▶ **GIVEN INSTRUCTION**
A single number is the answer here: how many lines of the entries contain "Amber"?

----------

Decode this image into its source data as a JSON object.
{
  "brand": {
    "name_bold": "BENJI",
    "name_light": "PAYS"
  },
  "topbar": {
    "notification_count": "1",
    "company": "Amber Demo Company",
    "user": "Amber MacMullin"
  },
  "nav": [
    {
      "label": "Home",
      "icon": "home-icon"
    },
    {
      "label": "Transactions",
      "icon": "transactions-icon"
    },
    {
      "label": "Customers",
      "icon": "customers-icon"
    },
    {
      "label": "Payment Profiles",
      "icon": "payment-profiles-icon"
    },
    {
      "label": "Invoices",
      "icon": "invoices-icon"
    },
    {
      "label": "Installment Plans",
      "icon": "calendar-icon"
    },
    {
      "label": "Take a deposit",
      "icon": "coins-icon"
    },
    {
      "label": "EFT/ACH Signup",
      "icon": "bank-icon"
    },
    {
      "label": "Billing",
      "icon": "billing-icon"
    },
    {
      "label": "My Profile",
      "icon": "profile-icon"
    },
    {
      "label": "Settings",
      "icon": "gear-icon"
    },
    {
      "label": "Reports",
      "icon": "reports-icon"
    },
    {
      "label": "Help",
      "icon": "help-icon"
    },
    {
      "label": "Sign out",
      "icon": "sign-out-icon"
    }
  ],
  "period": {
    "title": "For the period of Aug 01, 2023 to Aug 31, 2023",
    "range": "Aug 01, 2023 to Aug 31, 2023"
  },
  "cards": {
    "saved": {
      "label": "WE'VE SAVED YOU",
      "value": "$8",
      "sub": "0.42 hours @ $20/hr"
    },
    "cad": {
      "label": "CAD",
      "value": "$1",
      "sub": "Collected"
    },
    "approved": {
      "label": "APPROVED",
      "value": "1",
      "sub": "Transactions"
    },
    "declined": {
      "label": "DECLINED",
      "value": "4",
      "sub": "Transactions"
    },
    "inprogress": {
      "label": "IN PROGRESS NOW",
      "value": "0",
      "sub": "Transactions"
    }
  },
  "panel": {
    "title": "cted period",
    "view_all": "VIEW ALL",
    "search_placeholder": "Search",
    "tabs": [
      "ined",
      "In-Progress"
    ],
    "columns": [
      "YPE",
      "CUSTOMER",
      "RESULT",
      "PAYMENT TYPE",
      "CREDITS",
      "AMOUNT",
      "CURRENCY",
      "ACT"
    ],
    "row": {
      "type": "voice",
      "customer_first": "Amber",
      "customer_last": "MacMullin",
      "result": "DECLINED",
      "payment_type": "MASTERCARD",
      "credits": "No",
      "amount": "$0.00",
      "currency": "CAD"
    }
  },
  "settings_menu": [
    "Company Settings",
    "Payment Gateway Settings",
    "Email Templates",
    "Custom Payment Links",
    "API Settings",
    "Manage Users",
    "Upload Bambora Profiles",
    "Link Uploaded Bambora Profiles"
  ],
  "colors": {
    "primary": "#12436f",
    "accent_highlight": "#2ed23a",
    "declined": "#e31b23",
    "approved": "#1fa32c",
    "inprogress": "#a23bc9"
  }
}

----------

▶ **RESPONSE TO THE EXERCISE**
3